(Records for the task)
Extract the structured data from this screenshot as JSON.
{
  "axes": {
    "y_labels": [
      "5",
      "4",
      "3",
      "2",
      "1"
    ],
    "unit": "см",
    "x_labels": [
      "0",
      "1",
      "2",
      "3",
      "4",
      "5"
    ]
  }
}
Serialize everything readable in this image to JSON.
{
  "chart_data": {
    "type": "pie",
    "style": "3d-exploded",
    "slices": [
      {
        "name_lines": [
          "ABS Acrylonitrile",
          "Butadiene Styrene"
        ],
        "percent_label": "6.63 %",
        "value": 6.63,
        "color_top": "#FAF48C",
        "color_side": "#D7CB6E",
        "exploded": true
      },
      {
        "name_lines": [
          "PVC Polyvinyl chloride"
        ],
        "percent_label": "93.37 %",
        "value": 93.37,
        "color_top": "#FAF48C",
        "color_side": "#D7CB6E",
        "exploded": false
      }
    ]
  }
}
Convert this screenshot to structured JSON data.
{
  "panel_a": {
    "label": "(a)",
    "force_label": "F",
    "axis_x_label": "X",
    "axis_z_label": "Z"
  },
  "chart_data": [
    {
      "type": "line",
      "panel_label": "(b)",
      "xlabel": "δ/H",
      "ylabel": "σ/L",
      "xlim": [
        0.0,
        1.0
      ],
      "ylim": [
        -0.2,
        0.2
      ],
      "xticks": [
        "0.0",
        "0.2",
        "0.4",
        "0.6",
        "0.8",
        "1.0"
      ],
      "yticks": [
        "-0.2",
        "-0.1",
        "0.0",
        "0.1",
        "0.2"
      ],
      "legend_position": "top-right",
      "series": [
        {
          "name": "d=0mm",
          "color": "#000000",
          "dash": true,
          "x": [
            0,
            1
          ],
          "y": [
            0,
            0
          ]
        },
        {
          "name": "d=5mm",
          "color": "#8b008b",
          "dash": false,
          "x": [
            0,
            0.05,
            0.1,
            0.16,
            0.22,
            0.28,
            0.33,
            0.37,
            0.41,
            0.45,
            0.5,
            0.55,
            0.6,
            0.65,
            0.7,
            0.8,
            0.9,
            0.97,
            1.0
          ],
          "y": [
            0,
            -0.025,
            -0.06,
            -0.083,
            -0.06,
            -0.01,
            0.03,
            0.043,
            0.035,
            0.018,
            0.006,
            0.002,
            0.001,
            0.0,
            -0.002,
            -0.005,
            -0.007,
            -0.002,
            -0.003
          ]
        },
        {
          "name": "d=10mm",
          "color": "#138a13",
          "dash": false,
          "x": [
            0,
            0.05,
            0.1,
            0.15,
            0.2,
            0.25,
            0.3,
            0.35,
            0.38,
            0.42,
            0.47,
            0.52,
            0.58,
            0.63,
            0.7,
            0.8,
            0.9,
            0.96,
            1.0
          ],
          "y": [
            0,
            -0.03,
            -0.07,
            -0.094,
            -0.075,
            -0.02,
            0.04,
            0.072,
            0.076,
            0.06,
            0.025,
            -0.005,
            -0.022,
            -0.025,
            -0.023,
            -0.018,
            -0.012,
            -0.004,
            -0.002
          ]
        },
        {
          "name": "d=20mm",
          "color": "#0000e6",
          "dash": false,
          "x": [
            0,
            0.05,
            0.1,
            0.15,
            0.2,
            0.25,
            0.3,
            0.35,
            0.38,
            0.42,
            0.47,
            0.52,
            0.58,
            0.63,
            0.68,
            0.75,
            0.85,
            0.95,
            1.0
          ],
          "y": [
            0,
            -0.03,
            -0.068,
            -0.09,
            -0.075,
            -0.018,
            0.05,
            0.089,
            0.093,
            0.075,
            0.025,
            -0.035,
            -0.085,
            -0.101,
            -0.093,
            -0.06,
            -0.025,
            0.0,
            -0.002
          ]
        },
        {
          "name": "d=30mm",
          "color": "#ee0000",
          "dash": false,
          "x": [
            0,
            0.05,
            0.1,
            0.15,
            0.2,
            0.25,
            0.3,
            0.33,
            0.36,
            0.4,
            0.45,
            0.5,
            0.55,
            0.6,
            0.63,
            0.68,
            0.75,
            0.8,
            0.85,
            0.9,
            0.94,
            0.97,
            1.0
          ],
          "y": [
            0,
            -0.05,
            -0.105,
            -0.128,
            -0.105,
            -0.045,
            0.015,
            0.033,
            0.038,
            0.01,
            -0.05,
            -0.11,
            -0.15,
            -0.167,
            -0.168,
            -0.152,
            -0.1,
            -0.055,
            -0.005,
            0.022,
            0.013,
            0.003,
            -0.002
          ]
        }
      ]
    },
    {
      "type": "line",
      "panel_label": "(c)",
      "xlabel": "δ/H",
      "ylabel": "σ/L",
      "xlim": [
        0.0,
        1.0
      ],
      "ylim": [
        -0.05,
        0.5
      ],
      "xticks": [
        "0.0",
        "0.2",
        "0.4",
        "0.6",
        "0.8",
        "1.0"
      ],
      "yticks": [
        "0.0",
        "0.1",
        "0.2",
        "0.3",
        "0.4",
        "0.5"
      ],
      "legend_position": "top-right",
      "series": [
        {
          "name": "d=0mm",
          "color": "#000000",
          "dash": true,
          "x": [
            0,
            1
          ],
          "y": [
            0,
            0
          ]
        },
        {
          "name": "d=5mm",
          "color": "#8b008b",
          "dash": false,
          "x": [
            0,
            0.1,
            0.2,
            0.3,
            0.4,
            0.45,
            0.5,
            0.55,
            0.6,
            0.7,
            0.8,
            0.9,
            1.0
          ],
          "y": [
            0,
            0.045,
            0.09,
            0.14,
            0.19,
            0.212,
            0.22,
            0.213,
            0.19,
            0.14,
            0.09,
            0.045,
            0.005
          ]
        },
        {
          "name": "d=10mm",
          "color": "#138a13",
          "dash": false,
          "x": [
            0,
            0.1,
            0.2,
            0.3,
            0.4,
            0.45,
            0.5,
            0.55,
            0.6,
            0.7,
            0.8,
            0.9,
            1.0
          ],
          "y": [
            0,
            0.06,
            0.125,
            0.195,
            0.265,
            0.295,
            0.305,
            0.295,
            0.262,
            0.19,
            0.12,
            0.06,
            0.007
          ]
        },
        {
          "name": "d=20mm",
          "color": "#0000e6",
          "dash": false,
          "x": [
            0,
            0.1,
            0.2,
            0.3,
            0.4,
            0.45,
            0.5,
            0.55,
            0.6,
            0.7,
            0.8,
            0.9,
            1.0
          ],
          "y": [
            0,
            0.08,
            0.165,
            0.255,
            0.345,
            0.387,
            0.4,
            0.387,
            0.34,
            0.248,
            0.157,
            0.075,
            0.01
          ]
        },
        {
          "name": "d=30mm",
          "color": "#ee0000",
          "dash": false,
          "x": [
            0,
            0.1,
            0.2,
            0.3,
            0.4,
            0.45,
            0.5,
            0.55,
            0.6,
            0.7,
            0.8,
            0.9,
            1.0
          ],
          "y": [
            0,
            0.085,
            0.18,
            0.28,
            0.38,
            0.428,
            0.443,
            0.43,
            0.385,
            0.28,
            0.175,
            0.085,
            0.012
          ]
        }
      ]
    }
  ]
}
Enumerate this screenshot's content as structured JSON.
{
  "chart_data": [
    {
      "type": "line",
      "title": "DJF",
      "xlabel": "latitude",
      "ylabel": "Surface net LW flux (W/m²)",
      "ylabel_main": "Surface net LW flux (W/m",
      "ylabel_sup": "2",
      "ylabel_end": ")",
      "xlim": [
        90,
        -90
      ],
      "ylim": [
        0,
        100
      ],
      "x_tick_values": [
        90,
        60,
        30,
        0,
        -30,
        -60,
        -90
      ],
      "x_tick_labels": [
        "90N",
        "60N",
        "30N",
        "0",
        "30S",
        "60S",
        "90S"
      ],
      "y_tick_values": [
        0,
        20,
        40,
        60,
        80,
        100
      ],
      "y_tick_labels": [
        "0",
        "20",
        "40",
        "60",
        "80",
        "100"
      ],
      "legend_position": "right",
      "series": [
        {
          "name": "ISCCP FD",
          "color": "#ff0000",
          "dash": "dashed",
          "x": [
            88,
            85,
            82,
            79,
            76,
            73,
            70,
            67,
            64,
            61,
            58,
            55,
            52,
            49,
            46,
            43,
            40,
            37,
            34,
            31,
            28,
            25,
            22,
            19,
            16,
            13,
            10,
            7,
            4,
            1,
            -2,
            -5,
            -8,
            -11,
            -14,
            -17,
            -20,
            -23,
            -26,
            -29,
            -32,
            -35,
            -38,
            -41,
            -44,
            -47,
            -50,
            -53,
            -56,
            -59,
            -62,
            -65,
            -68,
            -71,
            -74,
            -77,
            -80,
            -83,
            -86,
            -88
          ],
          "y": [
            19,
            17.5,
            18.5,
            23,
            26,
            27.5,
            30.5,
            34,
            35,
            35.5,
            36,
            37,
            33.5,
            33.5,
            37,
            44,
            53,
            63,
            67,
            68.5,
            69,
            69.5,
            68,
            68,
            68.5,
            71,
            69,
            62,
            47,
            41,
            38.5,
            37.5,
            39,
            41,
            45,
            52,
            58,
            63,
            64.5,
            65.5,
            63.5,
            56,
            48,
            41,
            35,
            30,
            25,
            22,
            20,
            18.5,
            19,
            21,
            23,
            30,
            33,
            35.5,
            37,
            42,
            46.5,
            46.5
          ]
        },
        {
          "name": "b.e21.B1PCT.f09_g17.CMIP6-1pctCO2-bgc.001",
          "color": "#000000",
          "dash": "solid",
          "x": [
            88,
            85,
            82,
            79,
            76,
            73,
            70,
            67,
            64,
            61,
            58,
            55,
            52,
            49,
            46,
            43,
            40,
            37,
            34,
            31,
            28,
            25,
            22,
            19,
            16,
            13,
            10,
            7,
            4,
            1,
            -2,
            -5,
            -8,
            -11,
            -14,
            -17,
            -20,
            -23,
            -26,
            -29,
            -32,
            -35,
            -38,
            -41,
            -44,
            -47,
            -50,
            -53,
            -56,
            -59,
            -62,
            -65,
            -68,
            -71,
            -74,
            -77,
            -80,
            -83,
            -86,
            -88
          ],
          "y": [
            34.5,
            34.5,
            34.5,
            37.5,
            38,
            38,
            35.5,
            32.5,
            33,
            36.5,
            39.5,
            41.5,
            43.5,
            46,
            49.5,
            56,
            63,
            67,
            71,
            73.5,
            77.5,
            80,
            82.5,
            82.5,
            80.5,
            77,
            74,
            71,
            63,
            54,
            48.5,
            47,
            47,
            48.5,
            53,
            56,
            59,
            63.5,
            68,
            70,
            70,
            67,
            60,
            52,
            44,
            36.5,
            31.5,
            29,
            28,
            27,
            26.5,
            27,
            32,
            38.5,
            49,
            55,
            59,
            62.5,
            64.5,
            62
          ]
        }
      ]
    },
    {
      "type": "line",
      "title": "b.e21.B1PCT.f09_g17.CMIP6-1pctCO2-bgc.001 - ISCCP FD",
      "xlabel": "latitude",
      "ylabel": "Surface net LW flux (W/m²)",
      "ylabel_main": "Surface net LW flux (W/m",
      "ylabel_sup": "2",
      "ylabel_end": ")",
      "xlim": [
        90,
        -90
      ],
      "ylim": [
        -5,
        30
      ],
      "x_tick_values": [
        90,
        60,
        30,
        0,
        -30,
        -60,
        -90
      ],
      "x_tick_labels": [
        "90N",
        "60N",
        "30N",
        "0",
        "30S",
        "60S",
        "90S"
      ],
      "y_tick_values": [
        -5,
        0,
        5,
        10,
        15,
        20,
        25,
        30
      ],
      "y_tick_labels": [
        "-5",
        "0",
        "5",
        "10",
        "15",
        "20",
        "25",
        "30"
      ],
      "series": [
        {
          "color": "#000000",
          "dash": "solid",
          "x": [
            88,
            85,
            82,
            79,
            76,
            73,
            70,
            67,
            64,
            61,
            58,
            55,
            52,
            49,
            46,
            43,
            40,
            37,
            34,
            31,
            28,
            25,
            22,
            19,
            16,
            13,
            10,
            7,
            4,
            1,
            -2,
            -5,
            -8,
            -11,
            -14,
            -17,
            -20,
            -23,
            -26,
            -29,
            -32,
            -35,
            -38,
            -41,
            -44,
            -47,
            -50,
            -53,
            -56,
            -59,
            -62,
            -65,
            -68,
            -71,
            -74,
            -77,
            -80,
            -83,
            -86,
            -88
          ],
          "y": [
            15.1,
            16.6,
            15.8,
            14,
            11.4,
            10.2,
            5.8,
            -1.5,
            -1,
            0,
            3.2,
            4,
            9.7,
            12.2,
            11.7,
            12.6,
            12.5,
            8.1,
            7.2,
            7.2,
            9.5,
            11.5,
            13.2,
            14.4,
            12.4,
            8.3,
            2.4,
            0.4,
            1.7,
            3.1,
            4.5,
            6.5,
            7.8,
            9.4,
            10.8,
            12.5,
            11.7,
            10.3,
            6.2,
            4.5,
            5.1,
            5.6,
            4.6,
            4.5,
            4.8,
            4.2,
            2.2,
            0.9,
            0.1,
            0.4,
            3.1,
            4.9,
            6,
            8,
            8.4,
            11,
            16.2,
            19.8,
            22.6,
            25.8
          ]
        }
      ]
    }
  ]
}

(What this task involves) Copy every line above that holds the word "JSON".

(Answer)
Extract the structured data from this screenshot as JSON.
Serialize everything readable in this image to JSON.
Convert this screenshot to structured JSON data.
Enumerate this screenshot's content as structured JSON.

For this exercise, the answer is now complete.